** start of Supplied material **

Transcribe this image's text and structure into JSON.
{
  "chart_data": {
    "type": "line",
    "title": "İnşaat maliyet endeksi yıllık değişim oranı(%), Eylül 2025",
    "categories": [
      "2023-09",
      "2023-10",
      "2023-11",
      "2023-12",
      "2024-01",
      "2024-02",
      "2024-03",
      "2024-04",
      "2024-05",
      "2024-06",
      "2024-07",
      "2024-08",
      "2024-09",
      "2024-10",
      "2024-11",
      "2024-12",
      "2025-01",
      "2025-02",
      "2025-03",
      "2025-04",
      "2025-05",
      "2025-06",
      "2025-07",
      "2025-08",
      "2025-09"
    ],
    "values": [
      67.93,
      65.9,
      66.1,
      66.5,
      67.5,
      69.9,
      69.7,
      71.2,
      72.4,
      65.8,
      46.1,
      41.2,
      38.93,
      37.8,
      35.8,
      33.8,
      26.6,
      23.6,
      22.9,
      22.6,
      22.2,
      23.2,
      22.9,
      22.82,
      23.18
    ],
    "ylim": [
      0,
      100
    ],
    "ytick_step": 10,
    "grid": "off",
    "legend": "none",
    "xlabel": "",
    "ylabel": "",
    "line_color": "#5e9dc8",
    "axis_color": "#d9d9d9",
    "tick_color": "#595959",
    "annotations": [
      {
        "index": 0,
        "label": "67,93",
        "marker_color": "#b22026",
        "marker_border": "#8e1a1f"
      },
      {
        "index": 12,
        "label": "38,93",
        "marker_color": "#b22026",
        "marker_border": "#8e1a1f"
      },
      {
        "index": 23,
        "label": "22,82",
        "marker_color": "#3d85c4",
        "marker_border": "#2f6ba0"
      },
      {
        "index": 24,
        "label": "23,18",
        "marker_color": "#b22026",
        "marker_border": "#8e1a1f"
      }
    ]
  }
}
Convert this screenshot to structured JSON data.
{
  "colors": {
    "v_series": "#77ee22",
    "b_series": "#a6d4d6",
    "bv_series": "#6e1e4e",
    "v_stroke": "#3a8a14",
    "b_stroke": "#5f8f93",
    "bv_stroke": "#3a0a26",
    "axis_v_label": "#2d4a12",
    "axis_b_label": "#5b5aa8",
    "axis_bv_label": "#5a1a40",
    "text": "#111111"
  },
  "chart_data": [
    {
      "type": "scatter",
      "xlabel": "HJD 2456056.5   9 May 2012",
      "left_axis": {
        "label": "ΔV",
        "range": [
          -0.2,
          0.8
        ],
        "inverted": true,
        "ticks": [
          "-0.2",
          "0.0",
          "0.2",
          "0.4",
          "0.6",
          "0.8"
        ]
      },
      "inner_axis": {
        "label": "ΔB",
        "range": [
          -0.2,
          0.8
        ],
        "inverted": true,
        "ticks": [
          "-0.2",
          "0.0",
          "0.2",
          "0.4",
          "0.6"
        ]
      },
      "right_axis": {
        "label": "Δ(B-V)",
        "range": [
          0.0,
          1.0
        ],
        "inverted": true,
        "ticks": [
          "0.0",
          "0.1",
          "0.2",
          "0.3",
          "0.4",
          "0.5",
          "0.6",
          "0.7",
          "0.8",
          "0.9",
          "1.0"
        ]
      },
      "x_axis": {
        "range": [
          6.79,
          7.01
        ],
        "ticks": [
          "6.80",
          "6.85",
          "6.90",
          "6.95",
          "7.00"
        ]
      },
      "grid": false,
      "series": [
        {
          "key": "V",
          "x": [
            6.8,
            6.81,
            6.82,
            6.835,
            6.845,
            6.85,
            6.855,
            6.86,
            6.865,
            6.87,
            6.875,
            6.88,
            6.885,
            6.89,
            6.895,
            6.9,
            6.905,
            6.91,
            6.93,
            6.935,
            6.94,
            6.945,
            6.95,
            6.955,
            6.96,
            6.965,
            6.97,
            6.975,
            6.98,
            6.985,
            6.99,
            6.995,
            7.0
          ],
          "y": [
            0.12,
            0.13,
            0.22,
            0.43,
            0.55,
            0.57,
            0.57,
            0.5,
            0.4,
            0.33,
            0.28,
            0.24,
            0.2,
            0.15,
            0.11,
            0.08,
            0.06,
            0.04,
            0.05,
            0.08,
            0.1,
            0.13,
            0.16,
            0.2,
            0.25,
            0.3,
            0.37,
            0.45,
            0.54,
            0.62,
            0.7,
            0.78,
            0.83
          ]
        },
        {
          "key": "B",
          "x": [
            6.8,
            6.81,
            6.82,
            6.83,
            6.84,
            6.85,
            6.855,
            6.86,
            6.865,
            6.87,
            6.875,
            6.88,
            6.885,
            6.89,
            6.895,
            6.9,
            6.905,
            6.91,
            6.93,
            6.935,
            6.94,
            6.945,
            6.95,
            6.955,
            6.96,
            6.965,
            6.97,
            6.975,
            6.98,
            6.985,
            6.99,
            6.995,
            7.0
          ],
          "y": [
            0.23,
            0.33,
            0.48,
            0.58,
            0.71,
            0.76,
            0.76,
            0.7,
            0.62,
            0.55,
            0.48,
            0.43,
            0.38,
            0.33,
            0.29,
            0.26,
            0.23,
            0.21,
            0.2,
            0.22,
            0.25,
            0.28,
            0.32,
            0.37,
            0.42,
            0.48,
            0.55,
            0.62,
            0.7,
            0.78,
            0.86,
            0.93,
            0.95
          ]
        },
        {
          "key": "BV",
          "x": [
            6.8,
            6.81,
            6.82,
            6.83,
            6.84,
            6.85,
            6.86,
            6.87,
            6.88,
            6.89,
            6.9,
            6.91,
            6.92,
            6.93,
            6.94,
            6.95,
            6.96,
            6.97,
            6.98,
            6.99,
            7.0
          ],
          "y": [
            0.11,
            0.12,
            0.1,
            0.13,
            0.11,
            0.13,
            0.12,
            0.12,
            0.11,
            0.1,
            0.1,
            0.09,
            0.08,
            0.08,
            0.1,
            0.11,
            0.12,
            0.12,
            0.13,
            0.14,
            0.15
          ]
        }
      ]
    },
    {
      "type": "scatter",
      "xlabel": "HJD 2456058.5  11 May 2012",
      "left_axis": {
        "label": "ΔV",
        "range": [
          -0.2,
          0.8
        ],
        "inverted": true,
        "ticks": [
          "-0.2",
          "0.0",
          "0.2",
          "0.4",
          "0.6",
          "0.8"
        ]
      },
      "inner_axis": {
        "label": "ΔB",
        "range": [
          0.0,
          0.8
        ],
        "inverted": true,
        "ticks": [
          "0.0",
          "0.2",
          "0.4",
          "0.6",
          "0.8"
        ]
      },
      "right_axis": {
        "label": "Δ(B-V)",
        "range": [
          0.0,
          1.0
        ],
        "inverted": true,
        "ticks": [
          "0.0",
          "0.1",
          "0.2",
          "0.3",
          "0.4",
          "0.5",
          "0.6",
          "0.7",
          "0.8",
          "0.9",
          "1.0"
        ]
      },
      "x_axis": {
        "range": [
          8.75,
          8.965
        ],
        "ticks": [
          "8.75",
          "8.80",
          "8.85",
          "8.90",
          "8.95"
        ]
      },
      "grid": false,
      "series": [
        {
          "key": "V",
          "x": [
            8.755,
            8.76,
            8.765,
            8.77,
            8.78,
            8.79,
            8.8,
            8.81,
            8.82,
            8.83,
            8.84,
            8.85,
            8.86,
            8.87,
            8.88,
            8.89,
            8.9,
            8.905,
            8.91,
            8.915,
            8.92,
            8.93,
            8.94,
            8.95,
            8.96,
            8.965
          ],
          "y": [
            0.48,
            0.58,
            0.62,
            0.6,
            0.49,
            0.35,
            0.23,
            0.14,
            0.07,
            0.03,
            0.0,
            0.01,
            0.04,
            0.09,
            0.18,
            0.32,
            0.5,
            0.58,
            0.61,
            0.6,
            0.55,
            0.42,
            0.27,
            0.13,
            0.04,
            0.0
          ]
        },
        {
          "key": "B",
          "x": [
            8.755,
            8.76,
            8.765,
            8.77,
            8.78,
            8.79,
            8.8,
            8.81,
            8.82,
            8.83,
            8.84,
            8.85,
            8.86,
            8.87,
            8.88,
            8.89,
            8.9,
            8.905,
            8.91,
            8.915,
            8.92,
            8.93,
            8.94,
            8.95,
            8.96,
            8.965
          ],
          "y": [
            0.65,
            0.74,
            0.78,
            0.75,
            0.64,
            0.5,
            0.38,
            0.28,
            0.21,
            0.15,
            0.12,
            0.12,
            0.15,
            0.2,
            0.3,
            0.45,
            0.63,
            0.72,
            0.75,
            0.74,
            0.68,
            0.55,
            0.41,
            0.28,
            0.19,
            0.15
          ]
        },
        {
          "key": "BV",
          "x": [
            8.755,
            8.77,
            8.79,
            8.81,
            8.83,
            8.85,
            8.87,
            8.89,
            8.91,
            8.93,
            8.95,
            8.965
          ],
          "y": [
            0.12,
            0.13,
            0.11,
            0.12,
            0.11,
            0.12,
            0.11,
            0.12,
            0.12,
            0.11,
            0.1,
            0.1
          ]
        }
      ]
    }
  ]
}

** end of Supplied material **

What is needed
Return each line among the entries that holds the word "xlabel".

Response
    "xlabel": "",
      "xlabel": "HJD 2456056.5   9 May 2012",
      "xlabel": "HJD 2456058.5  11 May 2012",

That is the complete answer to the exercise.